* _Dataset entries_
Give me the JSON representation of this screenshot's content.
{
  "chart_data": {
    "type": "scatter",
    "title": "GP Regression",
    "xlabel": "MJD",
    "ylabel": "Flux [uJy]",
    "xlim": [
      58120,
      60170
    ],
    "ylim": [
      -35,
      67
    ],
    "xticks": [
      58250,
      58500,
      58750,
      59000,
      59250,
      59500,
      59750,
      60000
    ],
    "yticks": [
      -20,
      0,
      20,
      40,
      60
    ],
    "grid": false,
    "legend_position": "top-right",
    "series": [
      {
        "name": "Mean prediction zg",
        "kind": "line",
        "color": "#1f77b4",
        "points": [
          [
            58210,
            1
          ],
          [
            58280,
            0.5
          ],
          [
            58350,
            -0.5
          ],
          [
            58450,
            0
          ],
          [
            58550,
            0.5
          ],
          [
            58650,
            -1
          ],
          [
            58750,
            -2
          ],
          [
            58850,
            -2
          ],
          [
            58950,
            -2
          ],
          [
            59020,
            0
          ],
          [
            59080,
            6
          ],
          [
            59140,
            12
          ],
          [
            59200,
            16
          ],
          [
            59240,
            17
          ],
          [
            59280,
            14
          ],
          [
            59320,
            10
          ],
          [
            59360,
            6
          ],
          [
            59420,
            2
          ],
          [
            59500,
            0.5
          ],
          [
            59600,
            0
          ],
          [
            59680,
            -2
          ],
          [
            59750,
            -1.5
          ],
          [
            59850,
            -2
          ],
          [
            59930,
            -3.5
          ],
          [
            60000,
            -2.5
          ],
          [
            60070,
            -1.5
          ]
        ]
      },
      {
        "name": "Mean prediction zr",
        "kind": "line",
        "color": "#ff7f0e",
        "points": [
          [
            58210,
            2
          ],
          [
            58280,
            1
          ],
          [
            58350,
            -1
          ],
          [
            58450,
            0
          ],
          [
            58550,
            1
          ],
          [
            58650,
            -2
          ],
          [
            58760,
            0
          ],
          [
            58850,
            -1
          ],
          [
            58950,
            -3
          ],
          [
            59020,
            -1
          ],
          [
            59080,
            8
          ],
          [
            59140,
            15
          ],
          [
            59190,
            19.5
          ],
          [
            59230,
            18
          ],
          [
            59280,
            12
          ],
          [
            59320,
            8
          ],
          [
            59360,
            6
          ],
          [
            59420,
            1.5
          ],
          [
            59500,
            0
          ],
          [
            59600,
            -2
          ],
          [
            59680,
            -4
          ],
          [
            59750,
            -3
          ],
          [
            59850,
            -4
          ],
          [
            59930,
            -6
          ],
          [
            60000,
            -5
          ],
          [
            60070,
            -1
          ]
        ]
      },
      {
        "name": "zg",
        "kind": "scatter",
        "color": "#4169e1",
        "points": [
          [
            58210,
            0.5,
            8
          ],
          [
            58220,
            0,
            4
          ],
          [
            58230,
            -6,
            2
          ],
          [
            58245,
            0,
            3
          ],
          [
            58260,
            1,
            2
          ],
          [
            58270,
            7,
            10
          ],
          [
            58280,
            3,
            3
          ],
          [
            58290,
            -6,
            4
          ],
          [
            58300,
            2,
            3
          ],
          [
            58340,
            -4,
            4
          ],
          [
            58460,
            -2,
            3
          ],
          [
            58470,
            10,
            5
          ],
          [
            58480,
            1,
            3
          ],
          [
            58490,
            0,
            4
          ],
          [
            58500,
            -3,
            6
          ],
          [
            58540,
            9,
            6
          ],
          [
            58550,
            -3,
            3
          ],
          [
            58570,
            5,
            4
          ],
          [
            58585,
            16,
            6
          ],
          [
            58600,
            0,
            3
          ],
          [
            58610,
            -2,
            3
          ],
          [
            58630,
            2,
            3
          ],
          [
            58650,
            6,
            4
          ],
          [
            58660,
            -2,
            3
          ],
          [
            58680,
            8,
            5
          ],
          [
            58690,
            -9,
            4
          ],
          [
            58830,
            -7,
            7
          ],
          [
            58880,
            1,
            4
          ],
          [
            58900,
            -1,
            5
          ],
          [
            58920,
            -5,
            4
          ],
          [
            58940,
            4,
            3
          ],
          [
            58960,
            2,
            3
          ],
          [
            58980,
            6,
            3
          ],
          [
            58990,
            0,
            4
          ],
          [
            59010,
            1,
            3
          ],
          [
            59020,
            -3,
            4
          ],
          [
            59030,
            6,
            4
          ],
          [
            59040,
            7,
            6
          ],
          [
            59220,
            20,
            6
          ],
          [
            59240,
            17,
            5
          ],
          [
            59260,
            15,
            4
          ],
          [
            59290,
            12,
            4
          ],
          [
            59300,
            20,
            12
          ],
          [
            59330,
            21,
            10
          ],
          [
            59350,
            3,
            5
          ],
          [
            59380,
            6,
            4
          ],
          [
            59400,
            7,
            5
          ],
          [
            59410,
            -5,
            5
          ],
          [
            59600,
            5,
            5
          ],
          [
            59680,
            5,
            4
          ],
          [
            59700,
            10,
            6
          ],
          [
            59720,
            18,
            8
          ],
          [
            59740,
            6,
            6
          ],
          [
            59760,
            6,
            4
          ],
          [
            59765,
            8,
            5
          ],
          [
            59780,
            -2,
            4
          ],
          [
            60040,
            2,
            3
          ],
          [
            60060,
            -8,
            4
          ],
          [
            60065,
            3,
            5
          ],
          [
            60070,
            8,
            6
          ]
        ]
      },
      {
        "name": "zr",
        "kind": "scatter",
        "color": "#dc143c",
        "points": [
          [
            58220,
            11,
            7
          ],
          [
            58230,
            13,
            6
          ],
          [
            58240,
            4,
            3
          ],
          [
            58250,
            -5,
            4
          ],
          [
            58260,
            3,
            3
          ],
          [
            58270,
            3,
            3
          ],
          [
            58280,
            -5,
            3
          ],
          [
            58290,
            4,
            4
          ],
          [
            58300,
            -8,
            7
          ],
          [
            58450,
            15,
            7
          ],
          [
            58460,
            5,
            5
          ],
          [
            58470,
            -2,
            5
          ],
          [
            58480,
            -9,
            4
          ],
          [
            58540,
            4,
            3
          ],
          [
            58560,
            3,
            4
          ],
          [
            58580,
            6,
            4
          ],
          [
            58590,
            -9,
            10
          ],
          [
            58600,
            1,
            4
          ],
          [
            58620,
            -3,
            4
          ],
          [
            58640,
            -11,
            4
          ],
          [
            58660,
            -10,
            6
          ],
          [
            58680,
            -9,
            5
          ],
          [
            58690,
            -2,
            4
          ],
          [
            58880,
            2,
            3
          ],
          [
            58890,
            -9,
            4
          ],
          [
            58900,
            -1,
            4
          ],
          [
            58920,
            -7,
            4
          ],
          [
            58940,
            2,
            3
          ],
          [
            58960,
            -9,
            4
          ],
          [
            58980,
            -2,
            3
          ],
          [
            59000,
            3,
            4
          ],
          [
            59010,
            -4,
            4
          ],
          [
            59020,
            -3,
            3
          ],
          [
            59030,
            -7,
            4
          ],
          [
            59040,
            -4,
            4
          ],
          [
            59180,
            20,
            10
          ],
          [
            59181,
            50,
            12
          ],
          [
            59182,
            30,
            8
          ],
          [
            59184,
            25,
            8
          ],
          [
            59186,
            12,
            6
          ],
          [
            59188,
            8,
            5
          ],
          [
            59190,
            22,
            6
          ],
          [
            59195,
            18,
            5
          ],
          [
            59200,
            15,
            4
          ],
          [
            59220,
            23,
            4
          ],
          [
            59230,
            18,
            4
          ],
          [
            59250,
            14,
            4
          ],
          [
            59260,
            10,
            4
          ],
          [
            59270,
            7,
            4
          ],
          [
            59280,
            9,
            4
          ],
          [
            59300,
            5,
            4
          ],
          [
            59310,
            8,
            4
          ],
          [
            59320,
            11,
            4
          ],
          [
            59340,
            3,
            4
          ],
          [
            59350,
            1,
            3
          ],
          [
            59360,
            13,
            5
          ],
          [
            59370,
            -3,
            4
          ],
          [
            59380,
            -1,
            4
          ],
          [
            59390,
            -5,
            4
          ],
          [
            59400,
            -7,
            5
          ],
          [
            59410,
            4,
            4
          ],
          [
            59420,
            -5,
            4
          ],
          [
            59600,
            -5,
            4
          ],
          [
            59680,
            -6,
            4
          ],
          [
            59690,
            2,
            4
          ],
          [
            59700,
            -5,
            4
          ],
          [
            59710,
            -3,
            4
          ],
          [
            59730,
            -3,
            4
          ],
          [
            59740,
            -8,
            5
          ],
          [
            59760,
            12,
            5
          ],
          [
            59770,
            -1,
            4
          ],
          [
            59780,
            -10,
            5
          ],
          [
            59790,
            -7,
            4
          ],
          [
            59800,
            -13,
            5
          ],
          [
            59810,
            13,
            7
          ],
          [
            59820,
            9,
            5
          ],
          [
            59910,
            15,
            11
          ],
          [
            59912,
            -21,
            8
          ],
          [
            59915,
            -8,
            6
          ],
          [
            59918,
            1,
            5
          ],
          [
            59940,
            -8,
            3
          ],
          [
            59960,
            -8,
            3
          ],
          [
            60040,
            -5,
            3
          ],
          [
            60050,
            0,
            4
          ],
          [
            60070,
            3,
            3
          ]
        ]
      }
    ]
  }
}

* _Required work_
Note every line above where the string "color" shows up, and copy those lines.

* _Output of the task_
        "color": "#1f77b4",
        "color": "#ff7f0e",
        "color": "#4169e1",
        "color": "#dc143c",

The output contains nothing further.